* [Data rows]
⟨

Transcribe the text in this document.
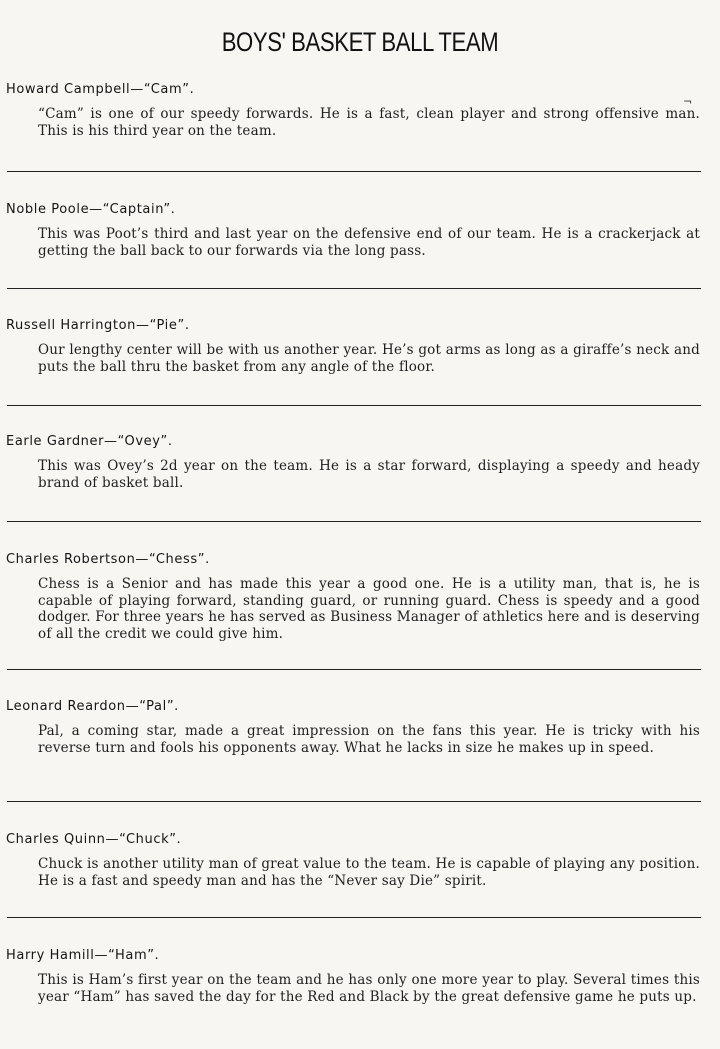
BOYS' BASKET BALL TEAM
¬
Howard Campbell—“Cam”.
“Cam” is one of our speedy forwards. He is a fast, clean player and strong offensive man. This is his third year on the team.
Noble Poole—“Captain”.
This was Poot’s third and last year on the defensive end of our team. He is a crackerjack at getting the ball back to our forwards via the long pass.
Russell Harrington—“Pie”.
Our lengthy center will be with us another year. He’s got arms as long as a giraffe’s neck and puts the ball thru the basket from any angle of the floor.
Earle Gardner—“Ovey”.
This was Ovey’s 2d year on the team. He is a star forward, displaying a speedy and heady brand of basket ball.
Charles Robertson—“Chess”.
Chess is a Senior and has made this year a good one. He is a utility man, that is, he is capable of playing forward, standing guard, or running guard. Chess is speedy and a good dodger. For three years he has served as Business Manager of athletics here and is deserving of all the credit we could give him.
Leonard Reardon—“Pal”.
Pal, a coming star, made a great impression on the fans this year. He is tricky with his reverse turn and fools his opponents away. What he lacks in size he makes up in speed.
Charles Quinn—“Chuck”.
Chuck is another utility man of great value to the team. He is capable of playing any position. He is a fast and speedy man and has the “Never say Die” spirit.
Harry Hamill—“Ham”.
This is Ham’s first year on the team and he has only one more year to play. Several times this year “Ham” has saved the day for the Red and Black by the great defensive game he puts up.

⟩
⟨

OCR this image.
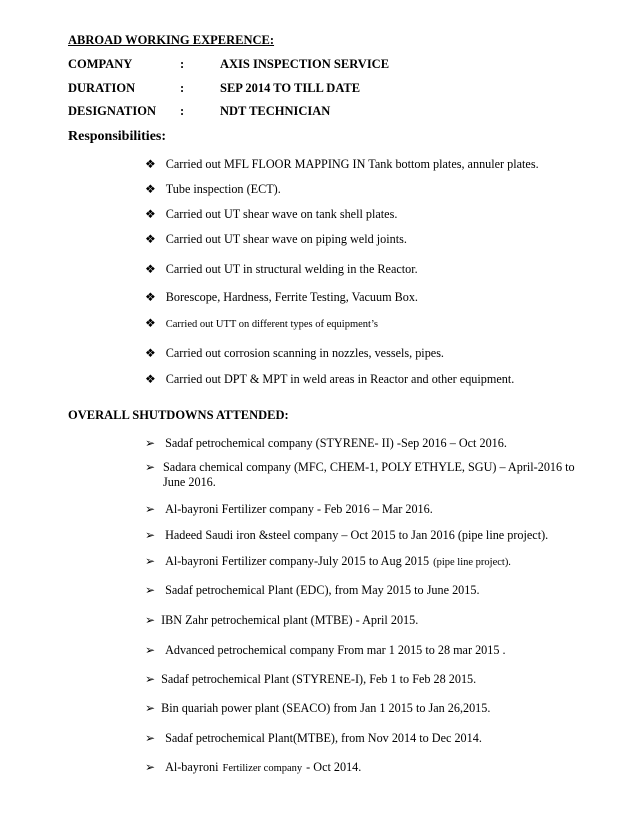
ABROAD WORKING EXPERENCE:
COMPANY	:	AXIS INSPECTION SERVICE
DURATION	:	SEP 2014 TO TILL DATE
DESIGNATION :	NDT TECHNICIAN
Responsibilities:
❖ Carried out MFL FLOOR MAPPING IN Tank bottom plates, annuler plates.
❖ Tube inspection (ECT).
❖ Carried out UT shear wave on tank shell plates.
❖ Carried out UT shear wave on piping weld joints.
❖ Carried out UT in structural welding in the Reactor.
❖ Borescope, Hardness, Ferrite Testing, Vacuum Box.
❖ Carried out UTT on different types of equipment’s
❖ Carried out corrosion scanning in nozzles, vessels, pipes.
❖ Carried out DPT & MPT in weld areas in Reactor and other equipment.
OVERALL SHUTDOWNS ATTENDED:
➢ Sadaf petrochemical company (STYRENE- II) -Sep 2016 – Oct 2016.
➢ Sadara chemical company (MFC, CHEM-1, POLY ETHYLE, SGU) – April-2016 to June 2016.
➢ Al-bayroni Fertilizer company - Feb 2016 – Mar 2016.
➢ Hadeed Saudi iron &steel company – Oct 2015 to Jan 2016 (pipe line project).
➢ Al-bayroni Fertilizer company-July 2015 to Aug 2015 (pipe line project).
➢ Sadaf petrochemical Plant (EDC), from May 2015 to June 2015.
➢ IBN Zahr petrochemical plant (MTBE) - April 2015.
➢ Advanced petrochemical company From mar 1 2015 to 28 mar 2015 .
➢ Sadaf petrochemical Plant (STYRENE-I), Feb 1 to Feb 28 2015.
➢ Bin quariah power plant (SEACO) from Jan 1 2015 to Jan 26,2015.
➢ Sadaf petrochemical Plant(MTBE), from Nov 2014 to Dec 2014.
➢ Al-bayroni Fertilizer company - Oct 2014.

⟩

* [What the task requires]
Among the lines of the data, identify those with the word "Sadaf". Copy each of them.

* [Solution to this problem]
➢ Sadaf petrochemical company (STYRENE- II) -Sep 2016 – Oct 2016.
➢ Sadaf petrochemical Plant (EDC), from May 2015 to June 2015.
➢ Sadaf petrochemical Plant (STYRENE-I), Feb 1 to Feb 28 2015.
➢ Sadaf petrochemical Plant(MTBE), from Nov 2014 to Dec 2014.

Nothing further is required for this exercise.